<<<<

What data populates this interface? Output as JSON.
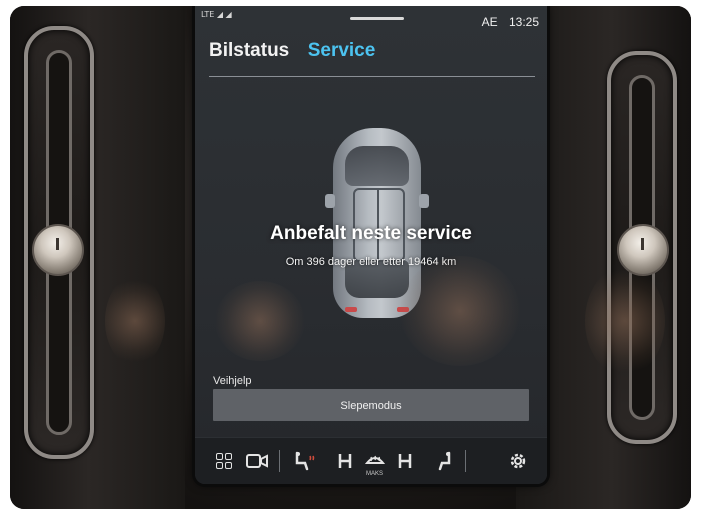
{
  "status_bar": {
    "network": "LTE ◢ ◢",
    "indicator": "AE",
    "time": "13:25"
  },
  "tabs": [
    {
      "label": "Bilstatus",
      "active": false
    },
    {
      "label": "Service",
      "active": true
    }
  ],
  "service": {
    "headline": "Anbefalt neste service",
    "detail": "Om 396 dager eller etter 19464 km"
  },
  "roadside": {
    "section_label": "Veihjelp",
    "tow_mode_button": "Slepemodus"
  },
  "dock": {
    "climate_label": "MAKS"
  },
  "colors": {
    "accent": "#4cc3f0",
    "screen_bg": "#2c2f33",
    "button_bg": "#5f6267"
  }
}
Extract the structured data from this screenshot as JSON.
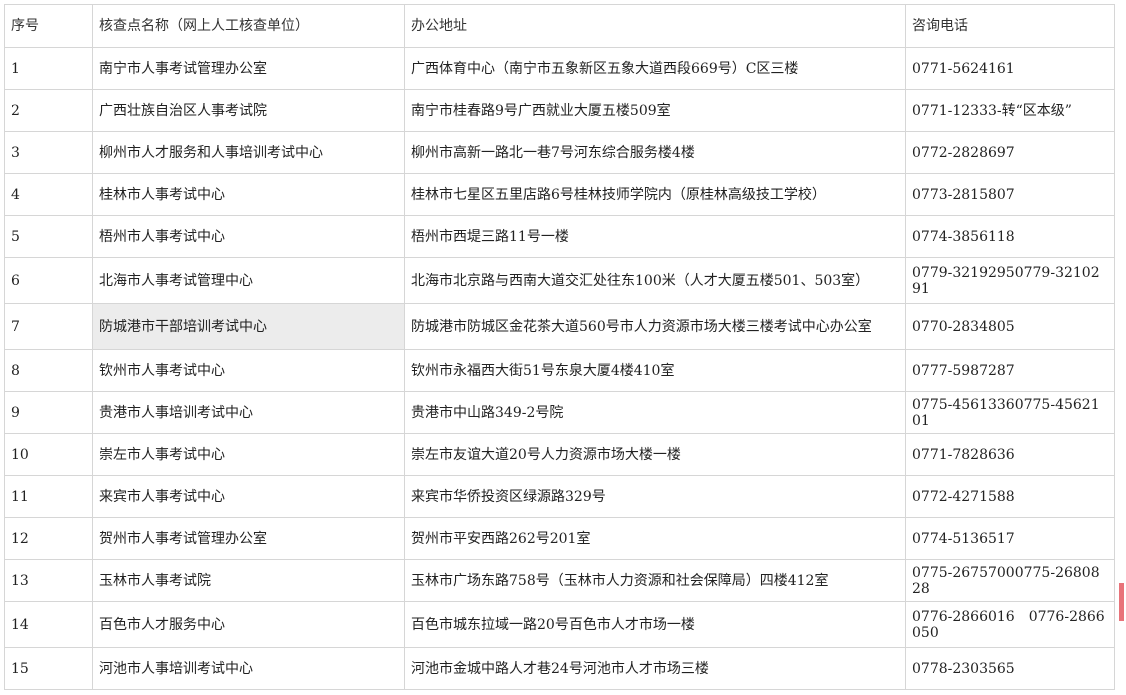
{
  "table": {
    "headers": [
      "序号",
      "核查点名称（网上人工核查单位）",
      "办公地址",
      "咨询电话"
    ],
    "rows": [
      {
        "no": "1",
        "name": "南宁市人事考试管理办公室",
        "address": "广西体育中心（南宁市五象新区五象大道西段669号）C区三楼",
        "phone": "0771-5624161"
      },
      {
        "no": "2",
        "name": "广西壮族自治区人事考试院",
        "address": "南宁市桂春路9号广西就业大厦五楼509室",
        "phone": "0771-12333-转“区本级”"
      },
      {
        "no": "3",
        "name": "柳州市人才服务和人事培训考试中心",
        "address": "柳州市高新一路北一巷7号河东综合服务楼4楼",
        "phone": "0772-2828697"
      },
      {
        "no": "4",
        "name": "桂林市人事考试中心",
        "address": "桂林市七星区五里店路6号桂林技师学院内（原桂林高级技工学校）",
        "phone": "0773-2815807"
      },
      {
        "no": "5",
        "name": "梧州市人事考试中心",
        "address": "梧州市西堤三路11号一楼",
        "phone": "0774-3856118"
      },
      {
        "no": "6",
        "name": "北海市人事考试管理中心",
        "address": "北海市北京路与西南大道交汇处往东100米（人才大厦五楼501、503室）",
        "phone": "0779-32192950779-3210291"
      },
      {
        "no": "7",
        "name": "防城港市干部培训考试中心",
        "address": "防城港市防城区金花茶大道560号市人力资源市场大楼三楼考试中心办公室",
        "phone": "0770-2834805"
      },
      {
        "no": "8",
        "name": "钦州市人事考试中心",
        "address": "钦州市永福西大街51号东泉大厦4楼410室",
        "phone": "0777-5987287"
      },
      {
        "no": "9",
        "name": "贵港市人事培训考试中心",
        "address": "贵港市中山路349-2号院",
        "phone": "0775-45613360775-4562101"
      },
      {
        "no": "10",
        "name": "崇左市人事考试中心",
        "address": "崇左市友谊大道20号人力资源市场大楼一楼",
        "phone": "0771-7828636"
      },
      {
        "no": "11",
        "name": "来宾市人事考试中心",
        "address": "来宾市华侨投资区绿源路329号",
        "phone": "0772-4271588"
      },
      {
        "no": "12",
        "name": "贺州市人事考试管理办公室",
        "address": "贺州市平安西路262号201室",
        "phone": "0774-5136517"
      },
      {
        "no": "13",
        "name": "玉林市人事考试院",
        "address": "玉林市广场东路758号（玉林市人力资源和社会保障局）四楼412室",
        "phone": "0775-26757000775-2680828"
      },
      {
        "no": "14",
        "name": "百色市人才服务中心",
        "address": "百色市城东拉域一路20号百色市人才市场一楼",
        "phone": "0776-2866016　0776-2866050"
      },
      {
        "no": "15",
        "name": "河池市人事培训考试中心",
        "address": "河池市金城中路人才巷24号河池市人才市场三楼",
        "phone": "0778-2303565"
      }
    ]
  }
}
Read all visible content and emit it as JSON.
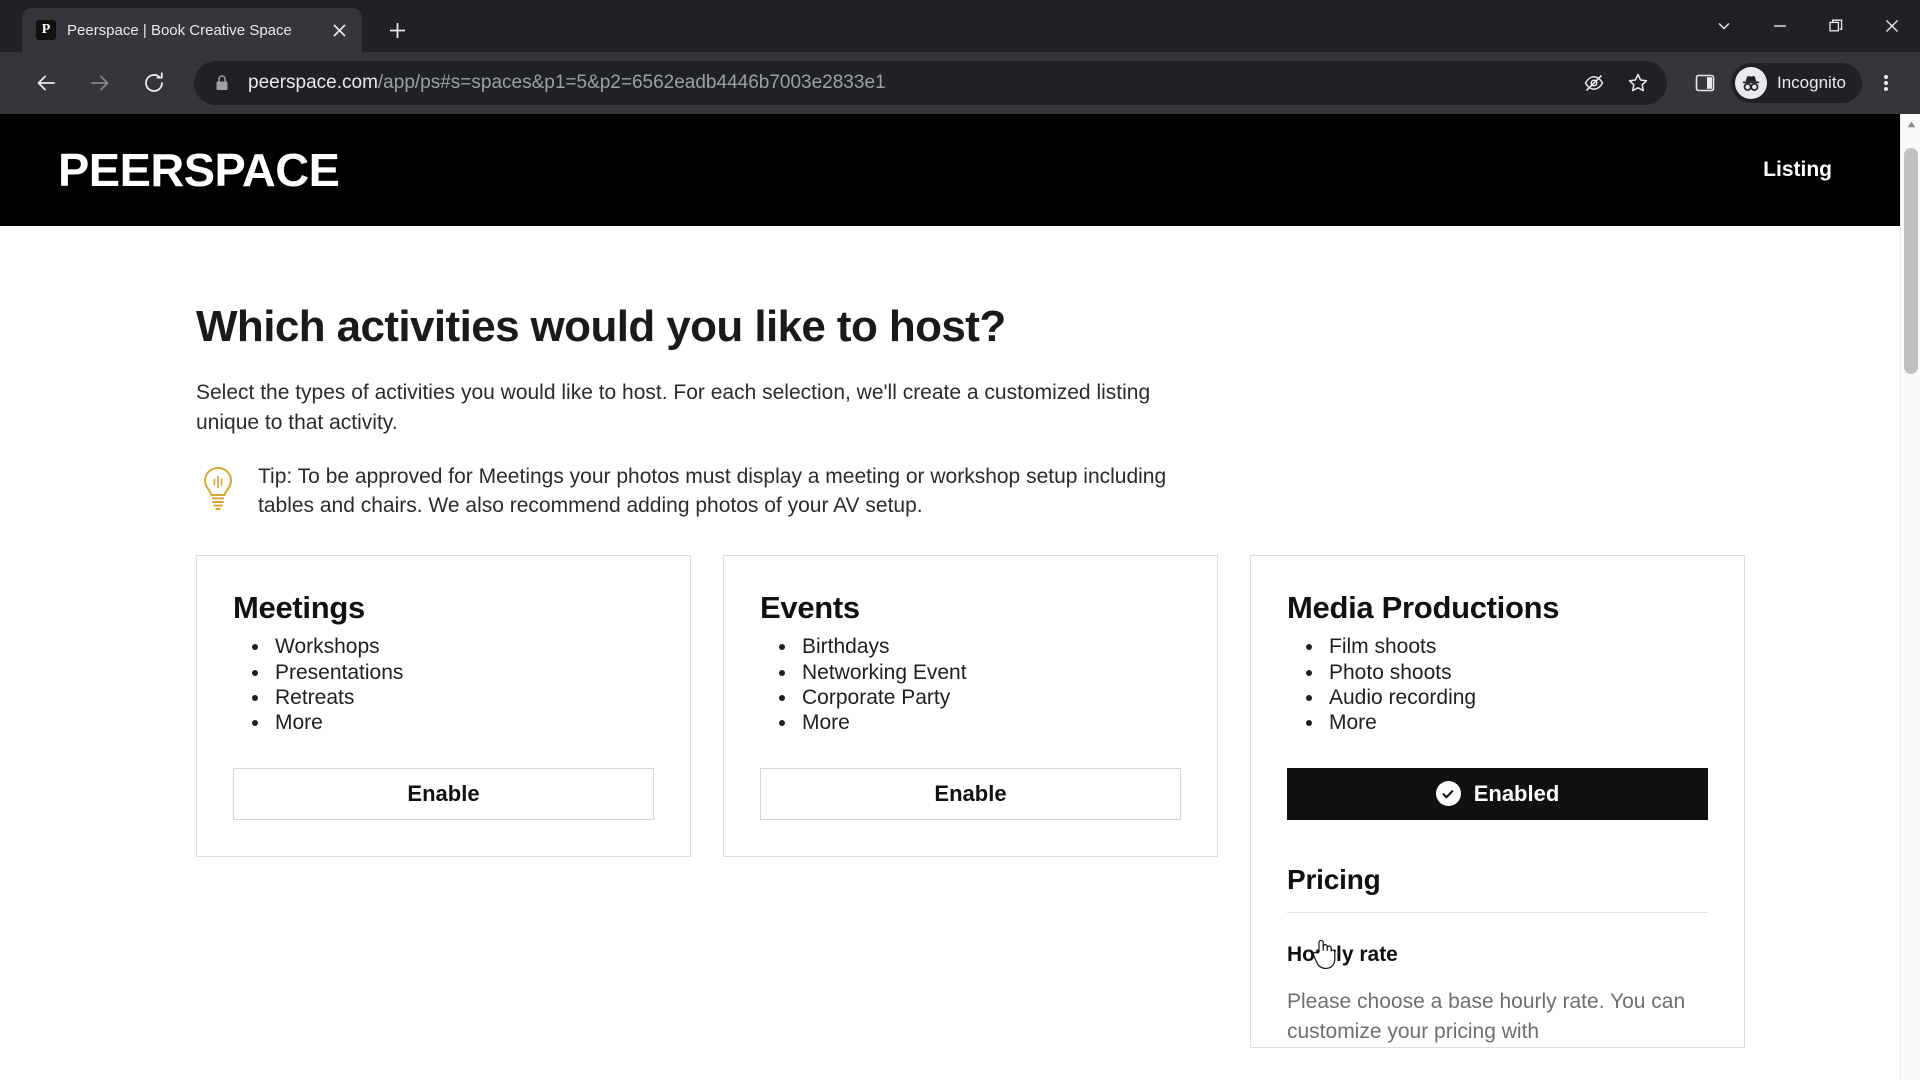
{
  "browser": {
    "tab": {
      "title": "Peerspace | Book Creative Space",
      "favicon_letter": "P",
      "close_label": "✕"
    },
    "new_tab_label": "+",
    "window_controls": [
      {
        "name": "tab-search",
        "label": "⌄"
      },
      {
        "name": "minimize",
        "label": "—"
      },
      {
        "name": "maximize",
        "label": "❐"
      },
      {
        "name": "close",
        "label": "✕"
      }
    ],
    "omnibox": {
      "domain": "peerspace.com",
      "path": "/app/ps#s=spaces&p1=5&p2=6562eadb4446b7003e2833e1",
      "full_url": "peerspace.com/app/ps#s=spaces&p1=5&p2=6562eadb4446b7003e2833e1"
    },
    "profile": {
      "label": "Incognito"
    },
    "colors": {
      "tabstrip_bg": "#202124",
      "toolbar_bg": "#35363a",
      "omnibox_bg": "#202124",
      "text": "#e8eaed",
      "muted_text": "#9aa0a6"
    }
  },
  "site": {
    "logo_text": "PEERSPACE",
    "nav": {
      "listing_label": "Listing"
    },
    "header_bg": "#000000"
  },
  "main": {
    "title": "Which activities would you like to host?",
    "description": "Select the types of activities you would like to host. For each selection, we'll create a customized listing unique to that activity.",
    "tip": "Tip: To be approved for Meetings your photos must display a meeting or workshop setup including tables and chairs. We also recommend adding photos of your AV setup.",
    "tip_icon_color": "#d4a93a",
    "cards": [
      {
        "title": "Meetings",
        "items": [
          "Workshops",
          "Presentations",
          "Retreats",
          "More"
        ],
        "button_label": "Enable",
        "enabled": false
      },
      {
        "title": "Events",
        "items": [
          "Birthdays",
          "Networking Event",
          "Corporate Party",
          "More"
        ],
        "button_label": "Enable",
        "enabled": false
      },
      {
        "title": "Media Productions",
        "items": [
          "Film shoots",
          "Photo shoots",
          "Audio recording",
          "More"
        ],
        "button_label": "Enabled",
        "enabled": true
      }
    ],
    "pricing": {
      "heading": "Pricing",
      "subheading": "Hourly rate",
      "description": "Please choose a base hourly rate. You can customize your pricing with"
    }
  }
}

>>>>

Show every line from the entries above in which "your" appears.

    "tip": "Tip: To be approved for Meetings your photos must display a meeting or workshop setup including tables and chairs. We also recommend adding photos of your AV setup.",
      "description": "Please choose a base hourly rate. You can customize your pricing with"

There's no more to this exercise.